▸ Stated goal
Return the entries below in their exact form, leaving the pictures out.

▸ Data records
● ● ● ●
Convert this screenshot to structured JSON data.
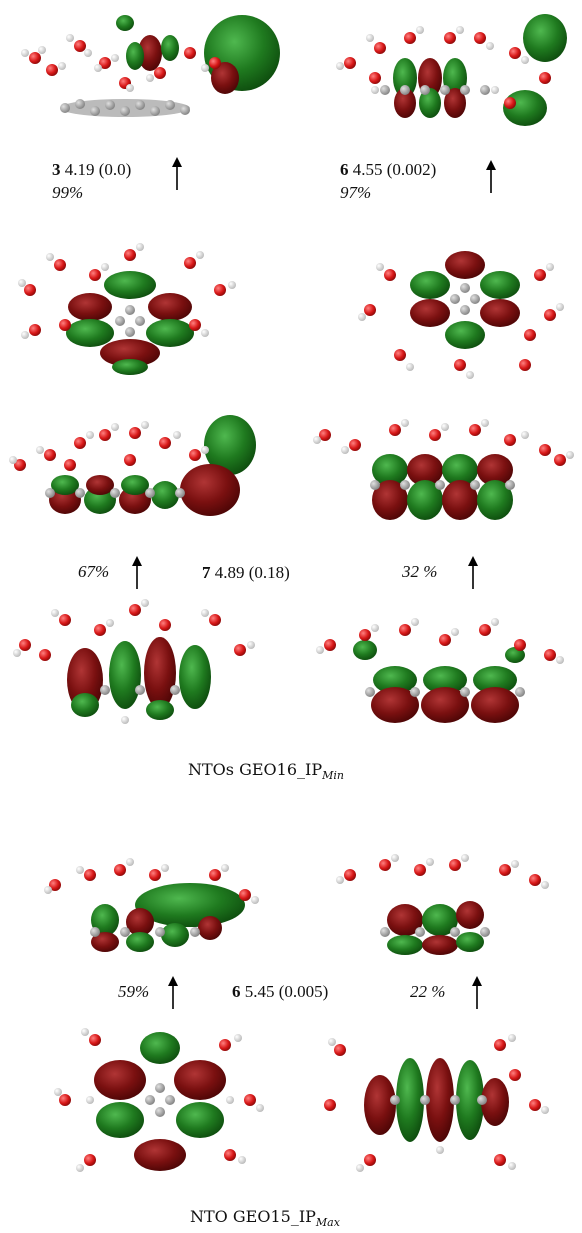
{
  "panel_a": {
    "row1": {
      "left": {
        "label_num": "3",
        "label_rest": " 4.19  (0.0)",
        "weight": "99%"
      },
      "right": {
        "label_num": "6",
        "label_rest": " 4.55 (0.002)",
        "weight": "97%"
      }
    },
    "state7": {
      "label_num": "7",
      "label_rest": " 4.89 (0.18)",
      "weight_left": "67%",
      "weight_right": "32 %"
    },
    "caption_main": "NTOs GEO16_IP",
    "caption_sub": "Min"
  },
  "panel_b": {
    "state6": {
      "label_num": "6",
      "label_rest": " 5.45 (0.005)",
      "weight_left": "59%",
      "weight_right": "22 %"
    },
    "caption_main": "NTO GEO15_IP",
    "caption_sub": "Max"
  },
  "colors": {
    "lobe_green": "#1f7a1f",
    "lobe_red": "#7a1010",
    "oxygen": "#d81818",
    "hydrogen": "#e8e8e8",
    "carbon": "#a8a8a8"
  }
}
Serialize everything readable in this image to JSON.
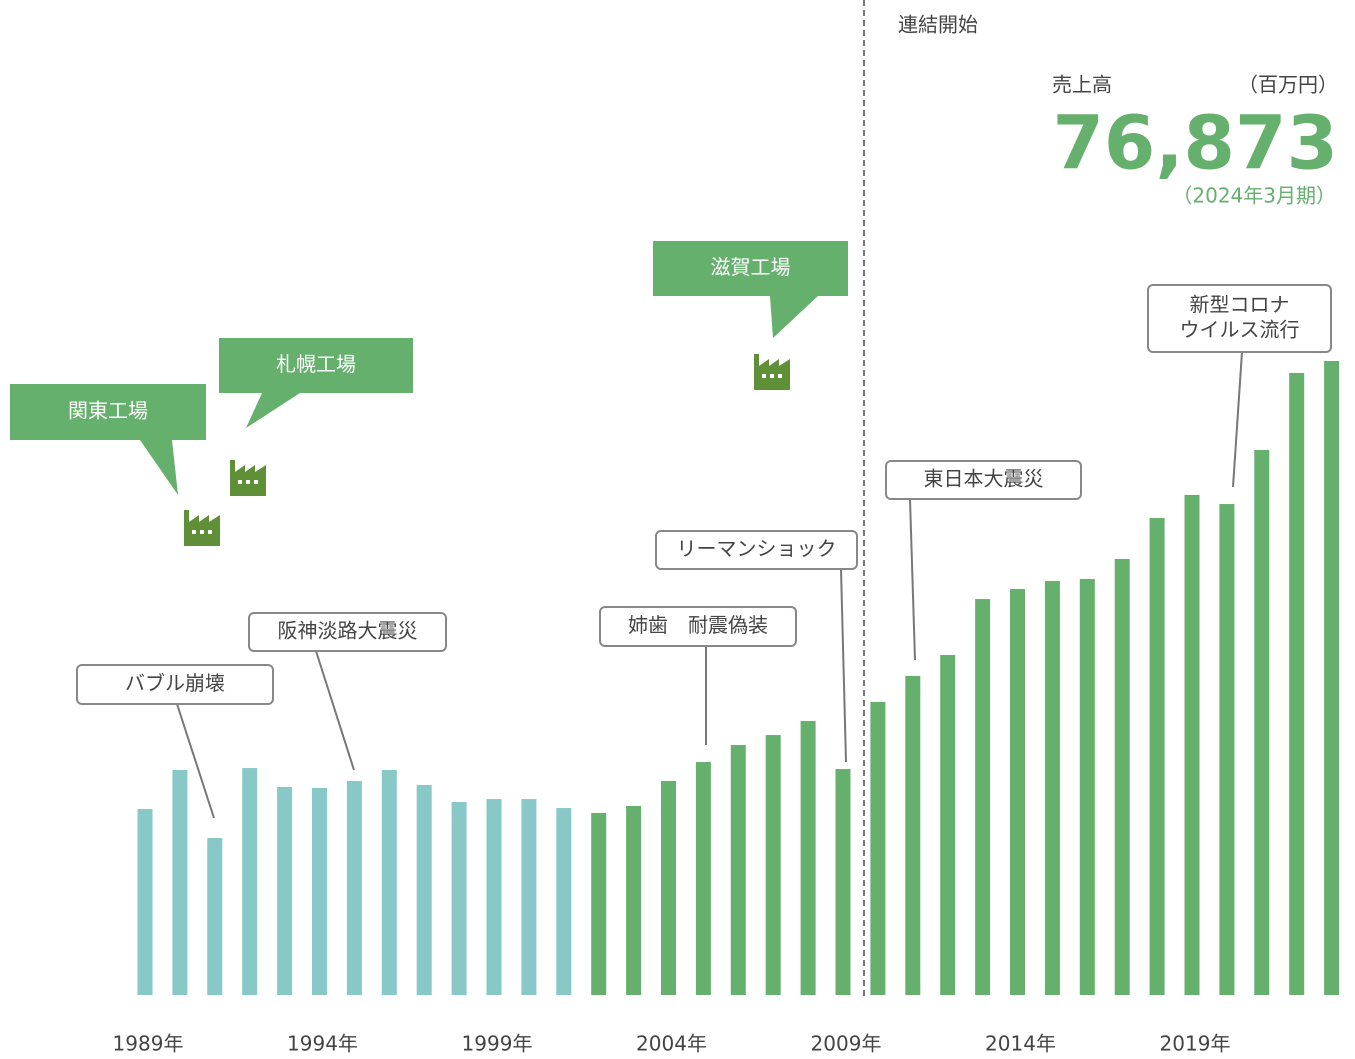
● ● ● ●
▸ Reply
Convert this screenshot to structured JSON data.
{
  "panel_a": {
    "row1": {
      "left": {
        "label_num": "3",
        "label_rest": " 4.19  (0.0)",
        "weight": "99%"
      },
      "right": {
        "label_num": "6",
        "label_rest": " 4.55 (0.002)",
        "weight": "97%"
      }
    },
    "state7": {
      "label_num": "7",
      "label_rest": " 4.89 (0.18)",
      "weight_left": "67%",
      "weight_right": "32 %"
    },
    "caption_main": "NTOs GEO16_IP",
    "caption_sub": "Min"
  },
  "panel_b": {
    "state6": {
      "label_num": "6",
      "label_rest": " 5.45 (0.005)",
      "weight_left": "59%",
      "weight_right": "22 %"
    },
    "caption_main": "NTO GEO15_IP",
    "caption_sub": "Max"
  },
  "colors": {
    "lobe_green": "#1f7a1f",
    "lobe_red": "#7a1010",
    "oxygen": "#d81818",
    "hydrogen": "#e8e8e8",
    "carbon": "#a8a8a8"
  }
}
Serialize everything readable in this image to JSON.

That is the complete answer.